AIM —
Pull out every line of the records that contains the word "value", and copy each one in full. Match case exactly.

RECORDS —
↓

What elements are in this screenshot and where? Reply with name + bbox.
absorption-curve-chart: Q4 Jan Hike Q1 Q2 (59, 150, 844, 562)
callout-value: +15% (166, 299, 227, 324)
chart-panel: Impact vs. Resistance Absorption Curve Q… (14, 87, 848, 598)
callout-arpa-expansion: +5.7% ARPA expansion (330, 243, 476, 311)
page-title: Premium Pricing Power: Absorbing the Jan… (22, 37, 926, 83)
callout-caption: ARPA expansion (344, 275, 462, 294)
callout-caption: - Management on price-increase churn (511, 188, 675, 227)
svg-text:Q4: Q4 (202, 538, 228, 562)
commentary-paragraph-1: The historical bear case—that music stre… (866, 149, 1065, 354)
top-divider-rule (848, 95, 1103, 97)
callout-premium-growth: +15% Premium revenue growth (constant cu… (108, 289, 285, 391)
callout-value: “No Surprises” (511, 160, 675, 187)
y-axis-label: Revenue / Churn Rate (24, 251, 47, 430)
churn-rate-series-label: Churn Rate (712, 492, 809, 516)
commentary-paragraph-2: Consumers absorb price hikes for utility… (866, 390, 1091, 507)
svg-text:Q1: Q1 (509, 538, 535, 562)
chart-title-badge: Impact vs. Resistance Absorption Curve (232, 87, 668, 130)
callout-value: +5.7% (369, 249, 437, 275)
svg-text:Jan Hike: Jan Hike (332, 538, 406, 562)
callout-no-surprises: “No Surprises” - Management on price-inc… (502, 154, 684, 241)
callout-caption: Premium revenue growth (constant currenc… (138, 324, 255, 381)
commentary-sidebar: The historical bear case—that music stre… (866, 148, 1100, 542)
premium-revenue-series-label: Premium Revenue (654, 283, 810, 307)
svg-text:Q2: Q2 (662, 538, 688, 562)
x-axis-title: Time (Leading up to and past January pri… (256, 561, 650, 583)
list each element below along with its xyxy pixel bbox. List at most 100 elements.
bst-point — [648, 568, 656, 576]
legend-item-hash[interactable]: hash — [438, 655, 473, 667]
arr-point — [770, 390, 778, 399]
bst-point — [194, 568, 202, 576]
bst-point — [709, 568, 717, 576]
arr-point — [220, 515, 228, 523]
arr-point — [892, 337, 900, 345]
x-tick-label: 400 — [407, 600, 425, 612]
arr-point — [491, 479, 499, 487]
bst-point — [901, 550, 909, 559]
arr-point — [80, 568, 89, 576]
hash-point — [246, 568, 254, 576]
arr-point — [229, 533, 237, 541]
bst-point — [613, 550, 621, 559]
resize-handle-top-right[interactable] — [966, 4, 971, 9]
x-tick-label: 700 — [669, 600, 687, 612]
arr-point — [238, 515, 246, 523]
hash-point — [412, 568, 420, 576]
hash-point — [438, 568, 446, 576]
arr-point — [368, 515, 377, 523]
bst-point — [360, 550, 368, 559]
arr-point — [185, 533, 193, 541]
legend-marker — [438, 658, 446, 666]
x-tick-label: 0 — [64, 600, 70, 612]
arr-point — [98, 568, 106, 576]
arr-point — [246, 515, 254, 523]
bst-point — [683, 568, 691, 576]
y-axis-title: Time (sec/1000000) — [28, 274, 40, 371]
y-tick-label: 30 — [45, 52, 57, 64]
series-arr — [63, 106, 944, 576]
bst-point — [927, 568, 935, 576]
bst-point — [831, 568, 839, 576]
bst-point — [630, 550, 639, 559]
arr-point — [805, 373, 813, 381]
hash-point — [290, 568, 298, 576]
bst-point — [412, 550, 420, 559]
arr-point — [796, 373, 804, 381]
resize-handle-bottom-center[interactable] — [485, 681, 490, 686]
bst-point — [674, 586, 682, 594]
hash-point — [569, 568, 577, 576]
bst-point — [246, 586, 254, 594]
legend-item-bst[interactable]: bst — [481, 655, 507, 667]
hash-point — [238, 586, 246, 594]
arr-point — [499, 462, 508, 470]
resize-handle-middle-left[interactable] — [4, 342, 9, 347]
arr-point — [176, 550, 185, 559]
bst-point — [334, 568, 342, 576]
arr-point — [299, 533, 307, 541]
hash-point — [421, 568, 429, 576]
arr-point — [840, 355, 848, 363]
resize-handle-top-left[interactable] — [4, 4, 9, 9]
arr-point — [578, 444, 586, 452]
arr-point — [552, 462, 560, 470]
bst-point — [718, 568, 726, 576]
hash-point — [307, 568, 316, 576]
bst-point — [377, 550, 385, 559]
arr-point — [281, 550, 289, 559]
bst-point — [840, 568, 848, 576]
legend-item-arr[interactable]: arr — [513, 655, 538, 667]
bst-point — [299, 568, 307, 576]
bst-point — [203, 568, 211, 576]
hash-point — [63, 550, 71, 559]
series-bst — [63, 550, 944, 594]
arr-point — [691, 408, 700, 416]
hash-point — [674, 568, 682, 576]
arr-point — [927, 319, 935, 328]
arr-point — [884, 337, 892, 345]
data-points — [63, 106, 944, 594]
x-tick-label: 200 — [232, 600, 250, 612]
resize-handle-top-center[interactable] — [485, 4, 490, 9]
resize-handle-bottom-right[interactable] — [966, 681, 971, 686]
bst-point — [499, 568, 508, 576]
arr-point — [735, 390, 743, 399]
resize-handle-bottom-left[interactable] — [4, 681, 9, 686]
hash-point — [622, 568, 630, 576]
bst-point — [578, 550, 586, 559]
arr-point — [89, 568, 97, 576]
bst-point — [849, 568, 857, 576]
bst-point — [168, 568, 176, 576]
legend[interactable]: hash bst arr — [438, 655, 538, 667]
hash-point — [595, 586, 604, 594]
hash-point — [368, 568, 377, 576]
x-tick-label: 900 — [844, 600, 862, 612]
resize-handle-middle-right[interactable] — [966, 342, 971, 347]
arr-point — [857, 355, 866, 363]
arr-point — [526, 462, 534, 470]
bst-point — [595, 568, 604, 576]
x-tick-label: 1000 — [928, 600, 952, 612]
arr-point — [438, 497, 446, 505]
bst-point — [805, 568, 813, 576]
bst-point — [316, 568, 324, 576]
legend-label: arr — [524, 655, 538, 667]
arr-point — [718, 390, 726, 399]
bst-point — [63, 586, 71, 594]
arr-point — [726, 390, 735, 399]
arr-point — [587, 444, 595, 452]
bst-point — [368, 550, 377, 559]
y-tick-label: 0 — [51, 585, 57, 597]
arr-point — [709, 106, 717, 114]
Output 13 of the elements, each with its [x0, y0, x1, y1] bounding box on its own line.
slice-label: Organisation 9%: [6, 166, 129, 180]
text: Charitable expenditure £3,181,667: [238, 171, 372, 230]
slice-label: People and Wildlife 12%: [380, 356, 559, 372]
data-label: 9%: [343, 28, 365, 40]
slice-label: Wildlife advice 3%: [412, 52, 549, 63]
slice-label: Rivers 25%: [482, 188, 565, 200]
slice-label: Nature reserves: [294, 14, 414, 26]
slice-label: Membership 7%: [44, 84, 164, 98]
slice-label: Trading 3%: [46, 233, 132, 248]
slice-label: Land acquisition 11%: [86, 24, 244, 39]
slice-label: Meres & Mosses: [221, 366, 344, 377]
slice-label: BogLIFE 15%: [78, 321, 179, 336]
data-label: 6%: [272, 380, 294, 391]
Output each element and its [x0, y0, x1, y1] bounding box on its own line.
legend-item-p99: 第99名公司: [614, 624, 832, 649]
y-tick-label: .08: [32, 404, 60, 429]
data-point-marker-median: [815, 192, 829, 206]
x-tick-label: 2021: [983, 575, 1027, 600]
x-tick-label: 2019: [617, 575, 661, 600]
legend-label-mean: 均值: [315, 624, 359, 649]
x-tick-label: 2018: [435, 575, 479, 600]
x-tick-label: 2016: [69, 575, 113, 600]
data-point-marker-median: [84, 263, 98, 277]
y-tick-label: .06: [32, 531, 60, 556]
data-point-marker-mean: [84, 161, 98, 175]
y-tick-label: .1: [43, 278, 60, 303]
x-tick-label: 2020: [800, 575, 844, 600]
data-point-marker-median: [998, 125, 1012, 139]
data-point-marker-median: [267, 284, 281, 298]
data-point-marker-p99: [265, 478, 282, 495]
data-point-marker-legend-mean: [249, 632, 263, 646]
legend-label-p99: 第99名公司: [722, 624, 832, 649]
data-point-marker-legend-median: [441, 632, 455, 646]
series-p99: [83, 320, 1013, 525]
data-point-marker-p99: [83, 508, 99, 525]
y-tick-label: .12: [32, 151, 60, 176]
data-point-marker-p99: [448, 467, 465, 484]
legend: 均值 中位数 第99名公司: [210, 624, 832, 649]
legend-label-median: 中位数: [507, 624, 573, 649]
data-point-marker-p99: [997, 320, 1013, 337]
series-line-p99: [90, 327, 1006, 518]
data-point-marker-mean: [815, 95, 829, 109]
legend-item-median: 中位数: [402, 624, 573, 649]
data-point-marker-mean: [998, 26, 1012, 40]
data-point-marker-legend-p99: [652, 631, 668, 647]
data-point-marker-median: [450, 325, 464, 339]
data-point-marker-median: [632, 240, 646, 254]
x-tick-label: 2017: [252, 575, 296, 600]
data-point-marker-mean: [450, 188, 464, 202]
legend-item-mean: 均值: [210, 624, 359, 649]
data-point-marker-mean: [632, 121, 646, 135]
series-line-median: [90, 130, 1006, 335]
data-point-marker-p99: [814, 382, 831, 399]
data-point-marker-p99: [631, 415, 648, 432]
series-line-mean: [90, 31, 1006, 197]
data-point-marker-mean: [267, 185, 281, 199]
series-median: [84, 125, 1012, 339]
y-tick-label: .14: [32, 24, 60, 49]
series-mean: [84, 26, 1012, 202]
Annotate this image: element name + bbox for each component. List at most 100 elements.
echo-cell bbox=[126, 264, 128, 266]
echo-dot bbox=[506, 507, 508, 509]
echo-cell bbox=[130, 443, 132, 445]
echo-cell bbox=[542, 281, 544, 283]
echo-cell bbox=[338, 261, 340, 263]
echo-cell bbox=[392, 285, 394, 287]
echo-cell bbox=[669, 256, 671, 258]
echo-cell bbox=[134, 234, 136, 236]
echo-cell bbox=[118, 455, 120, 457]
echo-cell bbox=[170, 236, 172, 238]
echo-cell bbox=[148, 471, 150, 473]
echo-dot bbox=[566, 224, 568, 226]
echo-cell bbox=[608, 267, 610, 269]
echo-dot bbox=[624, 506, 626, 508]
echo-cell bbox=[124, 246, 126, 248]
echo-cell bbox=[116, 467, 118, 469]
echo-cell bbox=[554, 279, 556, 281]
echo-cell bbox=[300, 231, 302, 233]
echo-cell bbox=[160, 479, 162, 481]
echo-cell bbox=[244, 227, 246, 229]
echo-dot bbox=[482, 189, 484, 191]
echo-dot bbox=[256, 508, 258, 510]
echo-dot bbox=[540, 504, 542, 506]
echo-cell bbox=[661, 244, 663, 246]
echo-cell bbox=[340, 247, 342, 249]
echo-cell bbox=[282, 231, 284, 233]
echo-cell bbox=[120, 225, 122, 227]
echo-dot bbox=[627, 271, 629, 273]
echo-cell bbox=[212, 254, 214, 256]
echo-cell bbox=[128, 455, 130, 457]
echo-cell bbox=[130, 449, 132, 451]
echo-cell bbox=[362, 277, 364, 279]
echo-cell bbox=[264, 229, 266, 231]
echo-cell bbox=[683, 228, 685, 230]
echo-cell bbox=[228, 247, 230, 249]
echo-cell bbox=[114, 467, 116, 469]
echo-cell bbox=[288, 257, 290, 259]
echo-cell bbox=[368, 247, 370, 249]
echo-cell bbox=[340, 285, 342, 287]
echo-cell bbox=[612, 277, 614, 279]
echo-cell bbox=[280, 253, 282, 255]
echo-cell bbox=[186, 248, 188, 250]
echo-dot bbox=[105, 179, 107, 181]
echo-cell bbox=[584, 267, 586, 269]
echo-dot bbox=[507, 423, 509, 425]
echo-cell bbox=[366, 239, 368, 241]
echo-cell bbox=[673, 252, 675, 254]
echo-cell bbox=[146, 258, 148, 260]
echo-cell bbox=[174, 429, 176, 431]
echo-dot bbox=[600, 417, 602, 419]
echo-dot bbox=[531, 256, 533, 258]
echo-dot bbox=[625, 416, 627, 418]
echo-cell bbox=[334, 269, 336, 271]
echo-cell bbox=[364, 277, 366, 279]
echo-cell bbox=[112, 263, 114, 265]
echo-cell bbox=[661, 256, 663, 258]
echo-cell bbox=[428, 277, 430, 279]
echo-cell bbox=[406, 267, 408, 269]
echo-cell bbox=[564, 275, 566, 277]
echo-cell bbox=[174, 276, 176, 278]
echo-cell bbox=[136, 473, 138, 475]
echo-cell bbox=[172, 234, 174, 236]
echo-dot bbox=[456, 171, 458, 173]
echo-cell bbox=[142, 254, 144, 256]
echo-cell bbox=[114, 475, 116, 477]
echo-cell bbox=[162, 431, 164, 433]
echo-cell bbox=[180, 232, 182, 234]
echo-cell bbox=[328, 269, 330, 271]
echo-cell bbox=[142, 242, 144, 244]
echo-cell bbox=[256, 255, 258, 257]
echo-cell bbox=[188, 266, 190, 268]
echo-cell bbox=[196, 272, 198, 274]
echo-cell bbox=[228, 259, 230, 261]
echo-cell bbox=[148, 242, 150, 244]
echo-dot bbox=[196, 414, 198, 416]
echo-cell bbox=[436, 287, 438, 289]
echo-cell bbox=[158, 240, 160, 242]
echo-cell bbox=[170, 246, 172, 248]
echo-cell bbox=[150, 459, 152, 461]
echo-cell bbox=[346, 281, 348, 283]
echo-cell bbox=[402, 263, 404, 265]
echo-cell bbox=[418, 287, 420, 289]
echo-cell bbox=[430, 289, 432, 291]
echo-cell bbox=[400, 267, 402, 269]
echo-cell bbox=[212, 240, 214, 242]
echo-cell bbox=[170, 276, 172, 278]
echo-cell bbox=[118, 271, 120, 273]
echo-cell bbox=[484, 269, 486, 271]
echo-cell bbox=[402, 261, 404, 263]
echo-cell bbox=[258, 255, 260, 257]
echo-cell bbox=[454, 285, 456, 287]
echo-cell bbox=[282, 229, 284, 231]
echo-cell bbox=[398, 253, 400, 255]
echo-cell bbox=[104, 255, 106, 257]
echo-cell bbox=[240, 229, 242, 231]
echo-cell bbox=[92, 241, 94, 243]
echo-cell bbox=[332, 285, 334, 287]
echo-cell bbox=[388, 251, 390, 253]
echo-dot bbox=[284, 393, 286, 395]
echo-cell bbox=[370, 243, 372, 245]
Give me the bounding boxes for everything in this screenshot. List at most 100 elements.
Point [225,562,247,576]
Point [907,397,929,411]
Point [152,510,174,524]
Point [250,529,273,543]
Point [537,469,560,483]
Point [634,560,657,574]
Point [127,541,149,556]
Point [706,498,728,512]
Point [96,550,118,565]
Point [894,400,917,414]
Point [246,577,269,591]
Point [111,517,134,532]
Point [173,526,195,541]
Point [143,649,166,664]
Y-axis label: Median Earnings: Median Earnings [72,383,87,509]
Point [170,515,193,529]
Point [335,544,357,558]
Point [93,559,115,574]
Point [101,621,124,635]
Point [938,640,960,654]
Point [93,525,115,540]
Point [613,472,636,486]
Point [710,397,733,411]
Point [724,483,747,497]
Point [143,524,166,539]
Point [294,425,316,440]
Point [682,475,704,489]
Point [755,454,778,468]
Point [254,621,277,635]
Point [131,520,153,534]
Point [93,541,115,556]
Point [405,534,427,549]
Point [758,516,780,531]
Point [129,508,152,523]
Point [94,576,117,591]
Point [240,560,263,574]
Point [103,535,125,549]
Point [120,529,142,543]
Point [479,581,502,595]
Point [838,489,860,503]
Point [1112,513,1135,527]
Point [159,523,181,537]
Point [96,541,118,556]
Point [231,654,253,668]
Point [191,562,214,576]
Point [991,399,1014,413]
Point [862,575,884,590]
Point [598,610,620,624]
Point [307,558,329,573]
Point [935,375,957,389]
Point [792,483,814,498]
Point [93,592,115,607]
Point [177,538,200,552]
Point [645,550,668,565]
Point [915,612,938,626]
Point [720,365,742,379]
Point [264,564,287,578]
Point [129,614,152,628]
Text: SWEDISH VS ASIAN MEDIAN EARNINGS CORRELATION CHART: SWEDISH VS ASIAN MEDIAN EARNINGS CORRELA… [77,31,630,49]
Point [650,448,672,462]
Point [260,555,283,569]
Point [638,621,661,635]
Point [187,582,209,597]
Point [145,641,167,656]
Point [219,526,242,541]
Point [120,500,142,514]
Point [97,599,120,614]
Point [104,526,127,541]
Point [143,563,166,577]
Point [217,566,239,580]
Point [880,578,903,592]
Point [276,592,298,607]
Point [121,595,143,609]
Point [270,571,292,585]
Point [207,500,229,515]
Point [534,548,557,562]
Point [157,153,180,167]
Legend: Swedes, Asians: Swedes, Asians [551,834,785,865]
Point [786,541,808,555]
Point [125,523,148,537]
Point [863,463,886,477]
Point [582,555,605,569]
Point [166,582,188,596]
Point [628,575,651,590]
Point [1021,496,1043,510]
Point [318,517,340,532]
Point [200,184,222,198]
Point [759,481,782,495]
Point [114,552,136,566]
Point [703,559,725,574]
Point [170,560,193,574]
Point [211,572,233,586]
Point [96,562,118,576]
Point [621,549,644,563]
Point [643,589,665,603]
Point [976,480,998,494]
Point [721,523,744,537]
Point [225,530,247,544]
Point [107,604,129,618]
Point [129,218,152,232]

↑

WRITTEN SOLUTION —
callout-value: +15% (166, 299, 227, 324)
callout-value: “No Surprises” (511, 160, 675, 187)
callout-value: +5.7% (369, 249, 437, 275)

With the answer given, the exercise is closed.